* Recorded data *
--*--

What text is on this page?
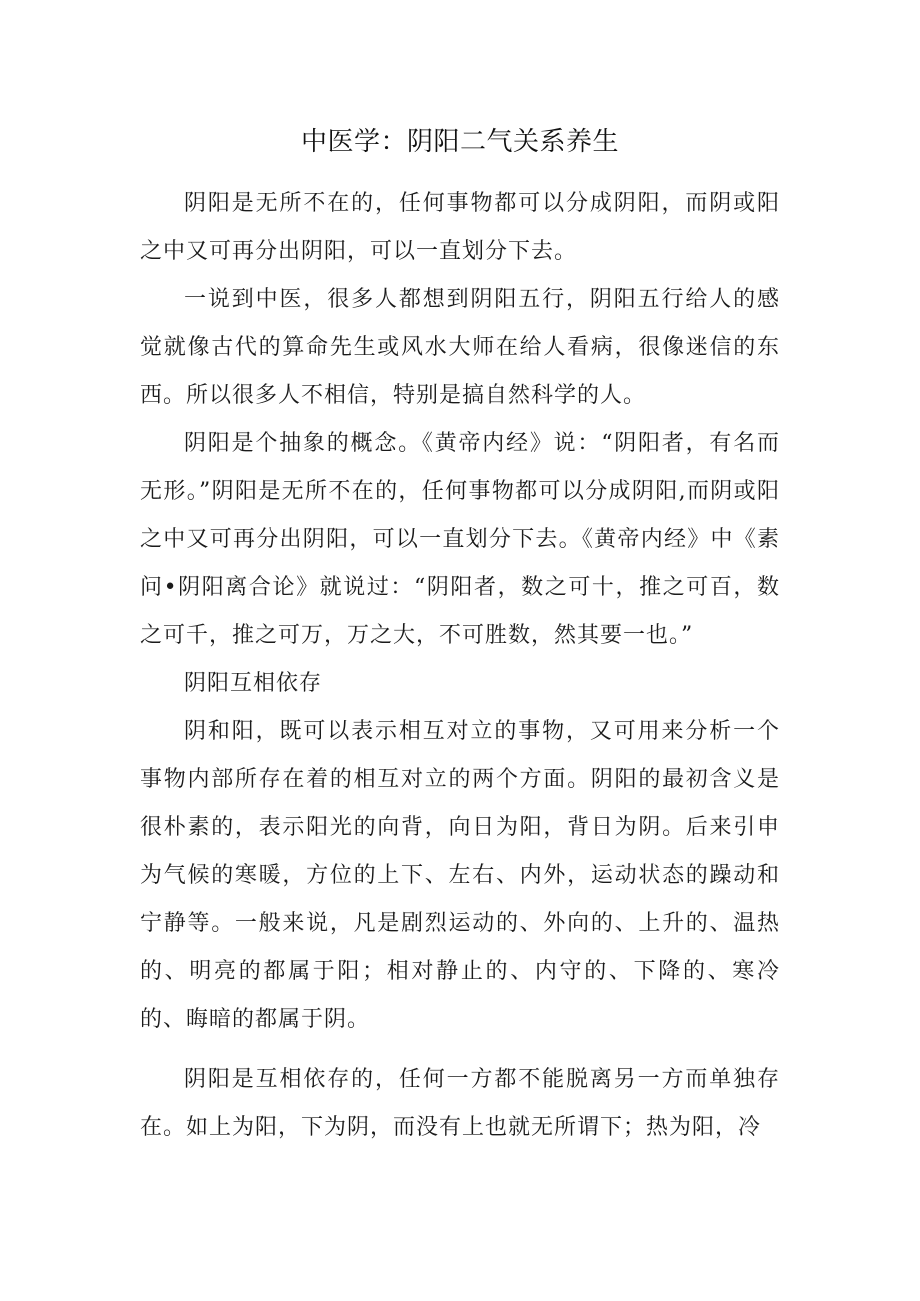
中医学：阴阳二气关系养生

阴阳是无所不在的，任何事物都可以分成阴阳，而阴或阳之中又可再分出阴阳，可以一直划分下去。

一说到中医，很多人都想到阴阳五行，阴阳五行给人的感觉就像古代的算命先生或风水大师在给人看病，很像迷信的东西。所以很多人不相信，特别是搞自然科学的人。

阴阳是个抽象的概念。《黄帝内经》说：“阴阳者，有名而无形。”阴阳是无所不在的，任何事物都可以分成阴阳,而阴或阳之中又可再分出阴阳，可以一直划分下去。《黄帝内经》中《素问•阴阳离合论》就说过：“阴阳者，数之可十，推之可百，数之可千，推之可万，万之大，不可胜数，然其要一也。”

阴阳互相依存

阴和阳，既可以表示相互对立的事物，又可用来分析一个事物内部所存在着的相互对立的两个方面。阴阳的最初含义是很朴素的，表示阳光的向背，向日为阳，背日为阴。后来引申为气候的寒暖，方位的上下、左右、内外，运动状态的躁动和宁静等。一般来说，凡是剧烈运动的、外向的、上升的、温热的、明亮的都属于阳；相对静止的、内守的、下降的、寒冷的、晦暗的都属于阴。

阴阳是互相依存的，任何一方都不能脱离另一方而单独存在。如上为阳，下为阴，而没有上也就无所谓下；热为阳，冷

--*--

* INSTRUCTION *
Look through the lines above and collect those with the word "任何事物都可以分成阴阳".

* EXERCISE OUTPUT *
阴阳是无所不在的，任何事物都可以分成阴阳，而阴或阳之中又可再分出阴阳，可以一直划分下去。
阴阳是个抽象的概念。《黄帝内经》说：“阴阳者，有名而无形。”阴阳是无所不在的，任何事物都可以分成阴阳,而阴或阳之中又可再分出阴阳，可以一直划分下去。《黄帝内经》中《素问•阴阳离合论》就说过：“阴阳者，数之可十，推之可百，数之可千，推之可万，万之大，不可胜数，然其要一也。”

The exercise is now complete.